■ 本文抜粋
::::

読んだ本のメモ

印象に残った言葉をメモします。

街場の天皇論(改憲のハードルは天皇と米国だ)

参院選挙で改憲勢力が3分の2の議席を獲得し、改憲の動きが出てきたタイミングで、天皇の「生前退位」の意向が示されました。時期的に見て、それなりの政治的配慮があったはずです。2016年8月8日に放映された「おことば」をよく読み返すと、さらにその感が深まります。

 

 

海外メディアは今回の「おことば」について、「安倍首相に改憲を思いとどまるようにとのシグナルを送った」という解釈を報じています。私もそれが「おことば」についての常識的な解釈だと思います。

 

 

天皇はこれまでも節目節目でつねに「憲法擁護」を語ってこられました。戦争被害を受けた内外の人々に対する反省と慰藉の言葉を繰り返し語り、鎮魂のための旅を続けてこられた。

::::

■ 資料の抜粋

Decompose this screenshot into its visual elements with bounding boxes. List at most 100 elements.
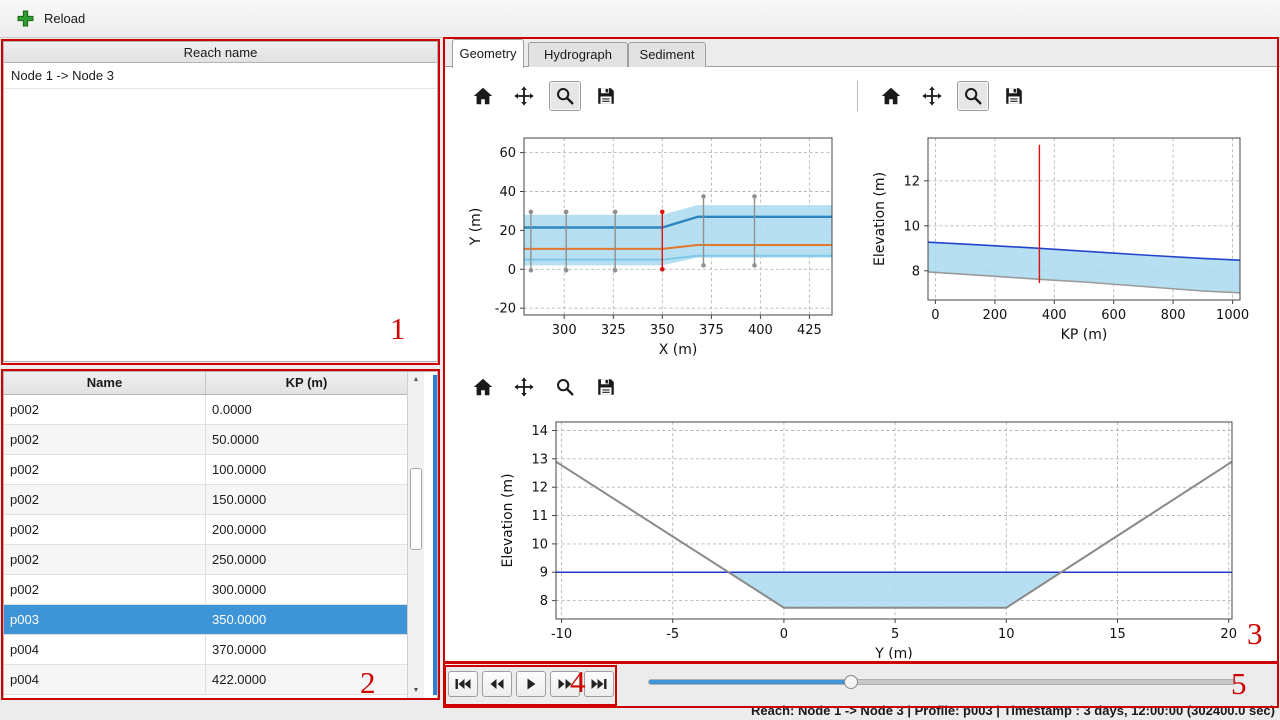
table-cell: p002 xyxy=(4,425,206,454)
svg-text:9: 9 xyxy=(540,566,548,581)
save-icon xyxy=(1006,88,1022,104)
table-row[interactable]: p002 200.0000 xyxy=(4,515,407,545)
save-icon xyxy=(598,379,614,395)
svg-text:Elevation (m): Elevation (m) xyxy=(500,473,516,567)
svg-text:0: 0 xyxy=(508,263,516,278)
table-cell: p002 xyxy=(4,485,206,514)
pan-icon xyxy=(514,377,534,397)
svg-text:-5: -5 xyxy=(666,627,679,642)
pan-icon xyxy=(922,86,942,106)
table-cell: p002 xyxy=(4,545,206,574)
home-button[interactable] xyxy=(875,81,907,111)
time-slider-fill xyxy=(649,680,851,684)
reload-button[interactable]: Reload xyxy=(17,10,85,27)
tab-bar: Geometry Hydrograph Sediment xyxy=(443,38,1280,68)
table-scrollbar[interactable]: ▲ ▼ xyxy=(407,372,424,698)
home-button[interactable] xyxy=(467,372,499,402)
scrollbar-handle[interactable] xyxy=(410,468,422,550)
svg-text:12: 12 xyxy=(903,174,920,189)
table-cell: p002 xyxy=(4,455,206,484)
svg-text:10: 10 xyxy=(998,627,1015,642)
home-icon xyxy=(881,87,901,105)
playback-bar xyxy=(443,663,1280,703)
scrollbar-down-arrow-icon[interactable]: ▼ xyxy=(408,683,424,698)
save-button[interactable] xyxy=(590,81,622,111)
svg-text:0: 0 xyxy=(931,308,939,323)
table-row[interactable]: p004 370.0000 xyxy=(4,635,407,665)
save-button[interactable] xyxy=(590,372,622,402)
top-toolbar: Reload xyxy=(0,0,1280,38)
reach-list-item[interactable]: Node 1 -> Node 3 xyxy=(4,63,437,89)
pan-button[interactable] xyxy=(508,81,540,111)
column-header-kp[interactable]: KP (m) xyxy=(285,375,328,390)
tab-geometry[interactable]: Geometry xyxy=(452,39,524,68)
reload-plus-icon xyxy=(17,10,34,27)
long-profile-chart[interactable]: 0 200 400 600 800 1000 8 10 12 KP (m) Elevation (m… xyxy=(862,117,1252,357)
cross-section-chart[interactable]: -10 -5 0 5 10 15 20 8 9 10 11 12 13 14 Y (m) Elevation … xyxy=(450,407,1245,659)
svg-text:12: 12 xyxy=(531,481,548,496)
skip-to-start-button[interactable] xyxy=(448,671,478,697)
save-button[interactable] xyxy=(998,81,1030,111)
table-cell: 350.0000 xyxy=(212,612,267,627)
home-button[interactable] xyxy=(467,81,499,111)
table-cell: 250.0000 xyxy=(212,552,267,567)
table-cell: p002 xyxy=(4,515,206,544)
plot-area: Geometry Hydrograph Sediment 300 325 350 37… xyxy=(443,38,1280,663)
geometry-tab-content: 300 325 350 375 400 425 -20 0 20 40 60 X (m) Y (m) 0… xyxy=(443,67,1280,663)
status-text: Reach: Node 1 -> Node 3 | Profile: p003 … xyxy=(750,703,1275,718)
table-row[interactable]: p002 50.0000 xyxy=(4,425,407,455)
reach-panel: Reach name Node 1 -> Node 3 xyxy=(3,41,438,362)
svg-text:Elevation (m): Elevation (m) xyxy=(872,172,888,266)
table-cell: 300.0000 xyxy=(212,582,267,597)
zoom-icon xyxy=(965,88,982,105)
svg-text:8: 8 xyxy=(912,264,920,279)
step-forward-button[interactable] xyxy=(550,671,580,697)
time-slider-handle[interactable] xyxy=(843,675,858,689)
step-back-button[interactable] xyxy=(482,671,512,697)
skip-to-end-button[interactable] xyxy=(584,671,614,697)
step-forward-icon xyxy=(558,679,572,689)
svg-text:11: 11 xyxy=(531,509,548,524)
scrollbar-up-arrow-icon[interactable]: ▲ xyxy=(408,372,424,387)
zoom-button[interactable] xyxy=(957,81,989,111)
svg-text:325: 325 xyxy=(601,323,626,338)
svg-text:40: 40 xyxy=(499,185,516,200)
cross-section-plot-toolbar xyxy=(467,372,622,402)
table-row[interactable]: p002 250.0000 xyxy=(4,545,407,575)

::::

■ 課題の目標 A
本文の「私もそれが「おことば」についての常識的な解釈だと思います。」という一文を英語に訳しなさい。
■ 課題の目標 B
本文に基づいて、次の問いに答えなさい。
(i) 「おことば」が放映されたのは何年何月何日か。
(ii) 海外メディアは、「おことば」が安倍首相にどのようなシグナルを送ったと解釈して報じたか。
(iii) 天皇がこれまで節目節目でつねに語ってこられたこととして、本文は何を挙げているか。

■ 正答 A
I also think that this is the commonsense interpretation of the "Okotoba."

■ 正答 B
(i) 2016年8月8日
(ii) 改憲を思いとどまるようにとのシグナル
(iii) 「憲法擁護」